> [Problem to solve]:
Check every line of the entries below for the word "乳酸菌是细菌", and copy the ones that have it.

> [Data extract]:
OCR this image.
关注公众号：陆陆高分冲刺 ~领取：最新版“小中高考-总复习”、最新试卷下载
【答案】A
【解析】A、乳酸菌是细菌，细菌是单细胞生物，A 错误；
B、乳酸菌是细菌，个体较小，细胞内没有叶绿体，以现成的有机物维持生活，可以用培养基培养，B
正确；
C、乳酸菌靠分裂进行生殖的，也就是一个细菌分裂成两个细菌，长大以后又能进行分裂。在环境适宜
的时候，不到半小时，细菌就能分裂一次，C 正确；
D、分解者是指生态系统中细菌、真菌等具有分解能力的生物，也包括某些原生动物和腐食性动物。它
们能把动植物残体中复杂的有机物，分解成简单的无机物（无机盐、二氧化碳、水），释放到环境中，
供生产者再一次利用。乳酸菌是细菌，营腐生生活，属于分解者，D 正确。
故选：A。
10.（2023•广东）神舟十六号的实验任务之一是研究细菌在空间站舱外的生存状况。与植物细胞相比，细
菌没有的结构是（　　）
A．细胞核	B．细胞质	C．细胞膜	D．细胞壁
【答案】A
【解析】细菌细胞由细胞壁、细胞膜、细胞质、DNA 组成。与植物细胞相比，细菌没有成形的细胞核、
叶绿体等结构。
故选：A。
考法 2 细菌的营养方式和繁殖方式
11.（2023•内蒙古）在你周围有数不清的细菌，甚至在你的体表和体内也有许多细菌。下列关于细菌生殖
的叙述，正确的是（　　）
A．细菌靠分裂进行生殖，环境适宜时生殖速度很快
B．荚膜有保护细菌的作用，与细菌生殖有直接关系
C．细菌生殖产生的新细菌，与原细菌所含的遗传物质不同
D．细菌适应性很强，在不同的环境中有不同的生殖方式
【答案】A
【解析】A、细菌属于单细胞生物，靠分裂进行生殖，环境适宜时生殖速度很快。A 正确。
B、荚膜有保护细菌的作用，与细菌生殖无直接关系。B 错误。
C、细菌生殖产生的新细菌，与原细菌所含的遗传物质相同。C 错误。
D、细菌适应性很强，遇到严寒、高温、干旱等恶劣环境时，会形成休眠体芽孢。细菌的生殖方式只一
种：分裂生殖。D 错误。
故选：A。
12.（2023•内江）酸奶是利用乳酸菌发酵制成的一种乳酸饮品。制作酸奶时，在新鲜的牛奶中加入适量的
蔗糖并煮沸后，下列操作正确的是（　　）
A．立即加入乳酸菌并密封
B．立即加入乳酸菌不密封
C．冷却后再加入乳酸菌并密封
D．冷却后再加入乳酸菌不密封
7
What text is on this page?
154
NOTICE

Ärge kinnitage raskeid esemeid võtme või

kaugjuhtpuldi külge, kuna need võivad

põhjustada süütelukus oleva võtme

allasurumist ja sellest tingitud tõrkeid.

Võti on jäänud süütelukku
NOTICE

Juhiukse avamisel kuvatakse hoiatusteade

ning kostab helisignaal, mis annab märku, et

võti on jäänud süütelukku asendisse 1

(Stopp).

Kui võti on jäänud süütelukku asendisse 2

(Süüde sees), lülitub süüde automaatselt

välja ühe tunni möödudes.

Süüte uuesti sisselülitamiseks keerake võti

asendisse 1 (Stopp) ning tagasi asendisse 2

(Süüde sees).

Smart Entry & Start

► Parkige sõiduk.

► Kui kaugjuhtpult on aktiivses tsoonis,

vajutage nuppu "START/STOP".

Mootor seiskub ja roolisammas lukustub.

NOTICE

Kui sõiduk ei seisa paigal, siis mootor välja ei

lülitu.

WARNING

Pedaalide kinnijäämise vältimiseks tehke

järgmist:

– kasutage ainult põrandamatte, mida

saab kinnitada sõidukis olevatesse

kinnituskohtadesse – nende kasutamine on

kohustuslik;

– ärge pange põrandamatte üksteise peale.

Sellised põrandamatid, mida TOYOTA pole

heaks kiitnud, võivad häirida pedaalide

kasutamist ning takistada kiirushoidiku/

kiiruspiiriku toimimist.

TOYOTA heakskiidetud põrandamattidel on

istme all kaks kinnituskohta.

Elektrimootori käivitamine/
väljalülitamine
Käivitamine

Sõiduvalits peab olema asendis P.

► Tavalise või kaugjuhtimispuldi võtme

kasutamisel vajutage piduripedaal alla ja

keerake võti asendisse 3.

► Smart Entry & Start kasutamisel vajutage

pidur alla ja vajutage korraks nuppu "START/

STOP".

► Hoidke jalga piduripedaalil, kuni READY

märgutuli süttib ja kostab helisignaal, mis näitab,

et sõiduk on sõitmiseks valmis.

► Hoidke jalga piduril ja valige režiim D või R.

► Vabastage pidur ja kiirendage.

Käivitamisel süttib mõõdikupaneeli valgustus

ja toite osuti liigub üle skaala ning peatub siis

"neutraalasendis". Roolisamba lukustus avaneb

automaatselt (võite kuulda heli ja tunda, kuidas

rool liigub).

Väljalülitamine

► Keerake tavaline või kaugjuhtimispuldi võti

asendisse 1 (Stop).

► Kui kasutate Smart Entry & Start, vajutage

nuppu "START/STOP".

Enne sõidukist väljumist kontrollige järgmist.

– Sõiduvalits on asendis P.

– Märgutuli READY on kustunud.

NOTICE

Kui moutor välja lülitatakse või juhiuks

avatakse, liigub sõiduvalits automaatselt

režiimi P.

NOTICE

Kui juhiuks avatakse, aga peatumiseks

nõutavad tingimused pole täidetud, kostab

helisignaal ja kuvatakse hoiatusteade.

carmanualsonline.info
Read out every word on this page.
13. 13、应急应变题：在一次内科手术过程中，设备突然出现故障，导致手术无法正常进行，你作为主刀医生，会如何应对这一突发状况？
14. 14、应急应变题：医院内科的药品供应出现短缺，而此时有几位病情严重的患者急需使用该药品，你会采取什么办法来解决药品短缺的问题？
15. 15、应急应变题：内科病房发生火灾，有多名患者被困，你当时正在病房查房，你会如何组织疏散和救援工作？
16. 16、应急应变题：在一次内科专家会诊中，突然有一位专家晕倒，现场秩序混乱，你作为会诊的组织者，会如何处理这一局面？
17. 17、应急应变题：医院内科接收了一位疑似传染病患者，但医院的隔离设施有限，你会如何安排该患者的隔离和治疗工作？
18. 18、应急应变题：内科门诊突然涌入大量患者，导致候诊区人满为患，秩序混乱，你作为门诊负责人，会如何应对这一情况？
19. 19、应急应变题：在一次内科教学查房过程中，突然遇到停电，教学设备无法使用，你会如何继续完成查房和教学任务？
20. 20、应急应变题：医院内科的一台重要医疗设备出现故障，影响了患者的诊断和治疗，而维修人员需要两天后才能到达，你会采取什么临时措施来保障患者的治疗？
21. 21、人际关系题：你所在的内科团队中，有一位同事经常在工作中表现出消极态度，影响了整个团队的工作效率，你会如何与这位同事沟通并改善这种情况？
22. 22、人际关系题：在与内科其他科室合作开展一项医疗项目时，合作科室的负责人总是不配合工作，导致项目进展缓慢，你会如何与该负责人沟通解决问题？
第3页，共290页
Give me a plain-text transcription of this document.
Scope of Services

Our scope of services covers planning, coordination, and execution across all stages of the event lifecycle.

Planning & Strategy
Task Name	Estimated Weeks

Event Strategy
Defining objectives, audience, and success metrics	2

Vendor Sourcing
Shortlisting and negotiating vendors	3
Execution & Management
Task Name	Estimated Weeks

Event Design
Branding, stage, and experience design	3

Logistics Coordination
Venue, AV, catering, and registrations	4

> [Response to the task]:
【解析】A、乳酸菌是细菌，细菌是单细胞生物，A 错误；
B、乳酸菌是细菌，个体较小，细胞内没有叶绿体，以现成的有机物维持生活，可以用培养基培养，B
供生产者再一次利用。乳酸菌是细菌，营腐生生活，属于分解者，D 正确。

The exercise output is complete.